> Set problem: Go through the records and show each line where the word "code" occurs.
══ Supplied information
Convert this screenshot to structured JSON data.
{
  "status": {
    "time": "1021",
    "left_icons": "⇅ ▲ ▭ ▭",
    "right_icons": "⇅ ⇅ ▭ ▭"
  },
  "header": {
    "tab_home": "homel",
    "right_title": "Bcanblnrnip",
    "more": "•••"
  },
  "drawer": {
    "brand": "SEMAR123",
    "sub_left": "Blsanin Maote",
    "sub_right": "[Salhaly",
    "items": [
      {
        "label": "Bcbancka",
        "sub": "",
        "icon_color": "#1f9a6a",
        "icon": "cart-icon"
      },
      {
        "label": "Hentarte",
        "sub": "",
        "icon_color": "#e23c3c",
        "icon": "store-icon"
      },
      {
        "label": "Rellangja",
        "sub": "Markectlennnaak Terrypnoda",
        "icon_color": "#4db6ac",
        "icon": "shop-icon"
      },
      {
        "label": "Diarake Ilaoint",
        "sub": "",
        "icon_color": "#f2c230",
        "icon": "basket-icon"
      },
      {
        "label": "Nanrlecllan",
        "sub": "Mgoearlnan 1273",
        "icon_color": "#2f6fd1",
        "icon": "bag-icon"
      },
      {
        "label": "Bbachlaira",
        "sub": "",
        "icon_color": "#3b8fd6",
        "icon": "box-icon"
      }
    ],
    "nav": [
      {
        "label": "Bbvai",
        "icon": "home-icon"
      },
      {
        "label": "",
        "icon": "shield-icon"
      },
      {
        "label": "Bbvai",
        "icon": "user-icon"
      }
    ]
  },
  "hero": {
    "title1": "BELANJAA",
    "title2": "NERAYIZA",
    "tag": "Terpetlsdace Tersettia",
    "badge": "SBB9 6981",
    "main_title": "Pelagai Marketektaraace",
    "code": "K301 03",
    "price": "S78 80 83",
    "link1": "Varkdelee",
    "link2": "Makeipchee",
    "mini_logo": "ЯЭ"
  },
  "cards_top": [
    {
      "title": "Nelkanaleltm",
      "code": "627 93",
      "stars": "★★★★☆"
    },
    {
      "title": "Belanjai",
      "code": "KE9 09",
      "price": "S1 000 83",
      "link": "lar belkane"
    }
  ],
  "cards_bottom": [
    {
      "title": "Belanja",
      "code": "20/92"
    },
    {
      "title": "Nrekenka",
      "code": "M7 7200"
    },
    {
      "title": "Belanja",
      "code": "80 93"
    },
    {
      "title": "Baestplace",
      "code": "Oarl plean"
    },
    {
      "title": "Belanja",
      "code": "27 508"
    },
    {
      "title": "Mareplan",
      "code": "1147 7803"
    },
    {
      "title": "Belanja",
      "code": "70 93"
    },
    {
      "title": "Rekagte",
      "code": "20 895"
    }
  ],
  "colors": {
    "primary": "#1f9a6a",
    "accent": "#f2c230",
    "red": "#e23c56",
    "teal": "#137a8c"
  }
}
════
> Result:
    "code": "K301 03",
      "code": "627 93",
      "code": "KE9 09",
      "code": "20/92"
      "code": "M7 7200"
      "code": "80 93"
      "code": "Oarl plean"
      "code": "27 508"
      "code": "1147 7803"
      "code": "70 93"
      "code": "20 895"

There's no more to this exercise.